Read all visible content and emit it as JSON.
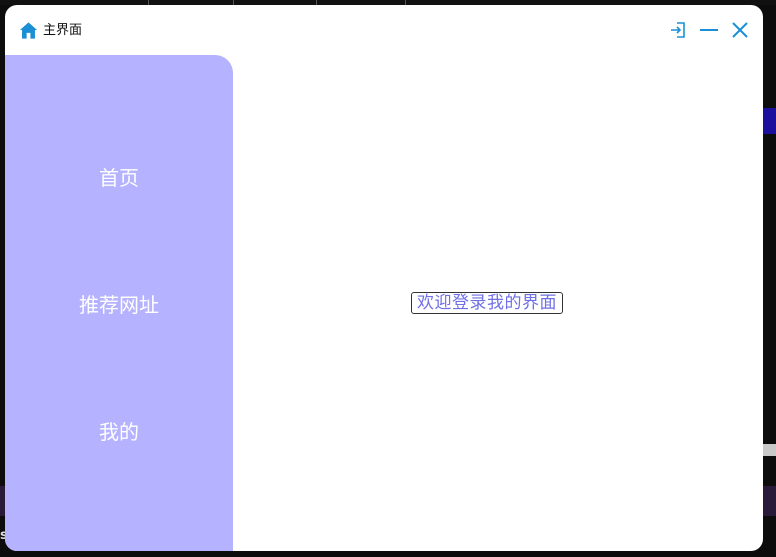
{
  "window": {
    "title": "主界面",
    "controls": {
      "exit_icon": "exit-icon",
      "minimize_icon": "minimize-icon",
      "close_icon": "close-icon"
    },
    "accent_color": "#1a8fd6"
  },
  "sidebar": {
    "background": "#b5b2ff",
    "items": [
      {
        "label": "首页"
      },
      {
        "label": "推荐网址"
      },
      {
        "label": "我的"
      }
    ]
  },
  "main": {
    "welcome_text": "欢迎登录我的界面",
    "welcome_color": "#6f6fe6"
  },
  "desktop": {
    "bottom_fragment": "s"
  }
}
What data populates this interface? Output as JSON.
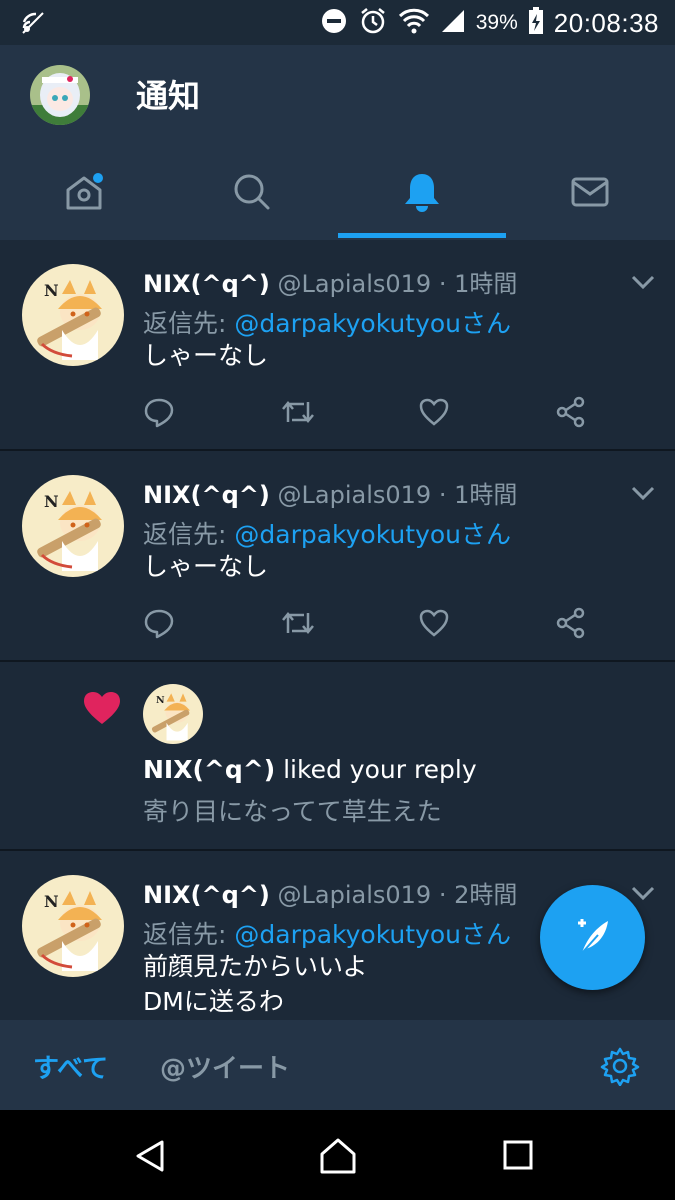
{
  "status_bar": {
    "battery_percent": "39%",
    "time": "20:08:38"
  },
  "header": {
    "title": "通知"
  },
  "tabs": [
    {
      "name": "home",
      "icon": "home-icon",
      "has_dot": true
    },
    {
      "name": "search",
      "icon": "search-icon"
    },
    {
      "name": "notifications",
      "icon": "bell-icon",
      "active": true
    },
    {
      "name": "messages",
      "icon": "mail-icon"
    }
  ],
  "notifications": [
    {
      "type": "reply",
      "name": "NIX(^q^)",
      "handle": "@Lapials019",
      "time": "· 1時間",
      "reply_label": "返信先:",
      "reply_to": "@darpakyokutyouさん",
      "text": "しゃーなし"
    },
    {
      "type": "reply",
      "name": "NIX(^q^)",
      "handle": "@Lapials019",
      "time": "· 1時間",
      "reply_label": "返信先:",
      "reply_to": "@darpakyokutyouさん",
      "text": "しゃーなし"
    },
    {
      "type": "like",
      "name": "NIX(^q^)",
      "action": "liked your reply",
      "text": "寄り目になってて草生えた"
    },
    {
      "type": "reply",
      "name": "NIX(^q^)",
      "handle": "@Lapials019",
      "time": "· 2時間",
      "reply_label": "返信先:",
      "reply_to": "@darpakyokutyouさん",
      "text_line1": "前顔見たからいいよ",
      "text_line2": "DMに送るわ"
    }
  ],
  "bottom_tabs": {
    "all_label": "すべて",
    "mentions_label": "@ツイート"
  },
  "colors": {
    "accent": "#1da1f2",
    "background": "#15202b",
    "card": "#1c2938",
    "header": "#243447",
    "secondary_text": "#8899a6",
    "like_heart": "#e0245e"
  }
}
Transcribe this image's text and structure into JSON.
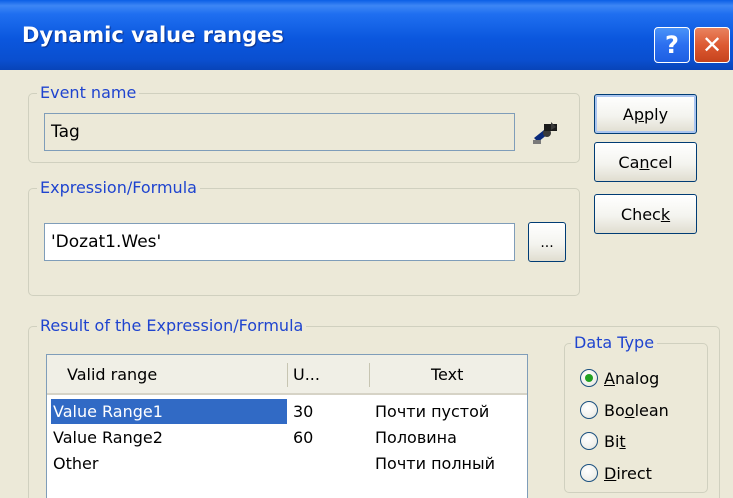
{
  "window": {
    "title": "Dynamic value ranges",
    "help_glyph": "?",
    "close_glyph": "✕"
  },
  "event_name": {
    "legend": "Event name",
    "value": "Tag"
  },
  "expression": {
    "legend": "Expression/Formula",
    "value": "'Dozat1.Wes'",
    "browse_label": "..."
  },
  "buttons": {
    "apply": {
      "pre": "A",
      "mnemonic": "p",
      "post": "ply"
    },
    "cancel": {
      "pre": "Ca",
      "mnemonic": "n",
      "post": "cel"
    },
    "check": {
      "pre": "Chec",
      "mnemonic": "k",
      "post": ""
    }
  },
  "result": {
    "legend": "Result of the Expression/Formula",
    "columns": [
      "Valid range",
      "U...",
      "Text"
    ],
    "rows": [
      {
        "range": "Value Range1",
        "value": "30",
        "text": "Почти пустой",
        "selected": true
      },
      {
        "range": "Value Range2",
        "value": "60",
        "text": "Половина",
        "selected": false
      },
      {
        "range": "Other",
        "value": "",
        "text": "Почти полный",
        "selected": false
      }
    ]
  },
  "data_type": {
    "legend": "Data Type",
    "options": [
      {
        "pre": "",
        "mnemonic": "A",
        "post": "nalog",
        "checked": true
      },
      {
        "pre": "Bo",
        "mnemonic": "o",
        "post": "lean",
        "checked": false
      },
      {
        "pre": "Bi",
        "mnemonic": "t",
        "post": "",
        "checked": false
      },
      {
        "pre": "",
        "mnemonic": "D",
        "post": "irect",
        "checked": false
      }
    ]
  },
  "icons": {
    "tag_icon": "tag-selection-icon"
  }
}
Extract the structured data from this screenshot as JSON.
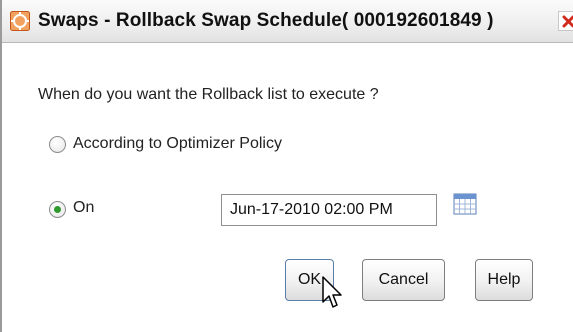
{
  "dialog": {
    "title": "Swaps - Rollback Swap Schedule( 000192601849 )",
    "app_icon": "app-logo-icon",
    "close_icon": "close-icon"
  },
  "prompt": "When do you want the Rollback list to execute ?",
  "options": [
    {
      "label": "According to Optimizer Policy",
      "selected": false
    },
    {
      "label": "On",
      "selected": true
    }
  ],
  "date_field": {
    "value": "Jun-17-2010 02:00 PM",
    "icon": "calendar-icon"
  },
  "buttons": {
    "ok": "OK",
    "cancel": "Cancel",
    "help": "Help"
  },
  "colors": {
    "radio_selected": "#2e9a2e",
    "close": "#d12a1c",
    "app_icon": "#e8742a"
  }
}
^^^^
Reproduce each entry verbatim, excluding any embedded images.

Read all visible content and emit it as JSON.
{
  "window": {
    "title": "主界面",
    "controls": {
      "exit_icon": "exit-icon",
      "minimize_icon": "minimize-icon",
      "close_icon": "close-icon"
    },
    "accent_color": "#1a8fd6"
  },
  "sidebar": {
    "background": "#b5b2ff",
    "items": [
      {
        "label": "首页"
      },
      {
        "label": "推荐网址"
      },
      {
        "label": "我的"
      }
    ]
  },
  "main": {
    "welcome_text": "欢迎登录我的界面",
    "welcome_color": "#6f6fe6"
  },
  "desktop": {
    "bottom_fragment": "s"
  }
}
What data populates this interface? Output as JSON.
{
  "status_bar": {
    "battery_percent": "39%",
    "time": "20:08:38"
  },
  "header": {
    "title": "通知"
  },
  "tabs": [
    {
      "name": "home",
      "icon": "home-icon",
      "has_dot": true
    },
    {
      "name": "search",
      "icon": "search-icon"
    },
    {
      "name": "notifications",
      "icon": "bell-icon",
      "active": true
    },
    {
      "name": "messages",
      "icon": "mail-icon"
    }
  ],
  "notifications": [
    {
      "type": "reply",
      "name": "NIX(^q^)",
      "handle": "@Lapials019",
      "time": "· 1時間",
      "reply_label": "返信先:",
      "reply_to": "@darpakyokutyouさん",
      "text": "しゃーなし"
    },
    {
      "type": "reply",
      "name": "NIX(^q^)",
      "handle": "@Lapials019",
      "time": "· 1時間",
      "reply_label": "返信先:",
      "reply_to": "@darpakyokutyouさん",
      "text": "しゃーなし"
    },
    {
      "type": "like",
      "name": "NIX(^q^)",
      "action": "liked your reply",
      "text": "寄り目になってて草生えた"
    },
    {
      "type": "reply",
      "name": "NIX(^q^)",
      "handle": "@Lapials019",
      "time": "· 2時間",
      "reply_label": "返信先:",
      "reply_to": "@darpakyokutyouさん",
      "text_line1": "前顔見たからいいよ",
      "text_line2": "DMに送るわ"
    }
  ],
  "bottom_tabs": {
    "all_label": "すべて",
    "mentions_label": "@ツイート"
  },
  "colors": {
    "accent": "#1da1f2",
    "background": "#15202b",
    "card": "#1c2938",
    "header": "#243447",
    "secondary_text": "#8899a6",
    "like_heart": "#e0245e"
  }
}
Transcribe this image's text and structure into JSON.
{
  "window": {
    "title": "Dynamic value ranges",
    "help_glyph": "?",
    "close_glyph": "✕"
  },
  "event_name": {
    "legend": "Event name",
    "value": "Tag"
  },
  "expression": {
    "legend": "Expression/Formula",
    "value": "'Dozat1.Wes'",
    "browse_label": "..."
  },
  "buttons": {
    "apply": {
      "pre": "A",
      "mnemonic": "p",
      "post": "ply"
    },
    "cancel": {
      "pre": "Ca",
      "mnemonic": "n",
      "post": "cel"
    },
    "check": {
      "pre": "Chec",
      "mnemonic": "k",
      "post": ""
    }
  },
  "result": {
    "legend": "Result of the Expression/Formula",
    "columns": [
      "Valid range",
      "U...",
      "Text"
    ],
    "rows": [
      {
        "range": "Value Range1",
        "value": "30",
        "text": "Почти пустой",
        "selected": true
      },
      {
        "range": "Value Range2",
        "value": "60",
        "text": "Половина",
        "selected": false
      },
      {
        "range": "Other",
        "value": "",
        "text": "Почти полный",
        "selected": false
      }
    ]
  },
  "data_type": {
    "legend": "Data Type",
    "options": [
      {
        "pre": "",
        "mnemonic": "A",
        "post": "nalog",
        "checked": true
      },
      {
        "pre": "Bo",
        "mnemonic": "o",
        "post": "lean",
        "checked": false
      },
      {
        "pre": "Bi",
        "mnemonic": "t",
        "post": "",
        "checked": false
      },
      {
        "pre": "",
        "mnemonic": "D",
        "post": "irect",
        "checked": false
      }
    ]
  },
  "icons": {
    "tag_icon": "tag-selection-icon"
  }
}
Extract the structured data from this screenshot as JSON.
{
  "dialog": {
    "title": "Swaps - Rollback Swap Schedule( 000192601849 )",
    "app_icon": "app-logo-icon",
    "close_icon": "close-icon"
  },
  "prompt": "When do you want the Rollback list to execute ?",
  "options": [
    {
      "label": "According to Optimizer Policy",
      "selected": false
    },
    {
      "label": "On",
      "selected": true
    }
  ],
  "date_field": {
    "value": "Jun-17-2010 02:00 PM",
    "icon": "calendar-icon"
  },
  "buttons": {
    "ok": "OK",
    "cancel": "Cancel",
    "help": "Help"
  },
  "colors": {
    "radio_selected": "#2e9a2e",
    "close": "#d12a1c",
    "app_icon": "#e8742a"
  }
}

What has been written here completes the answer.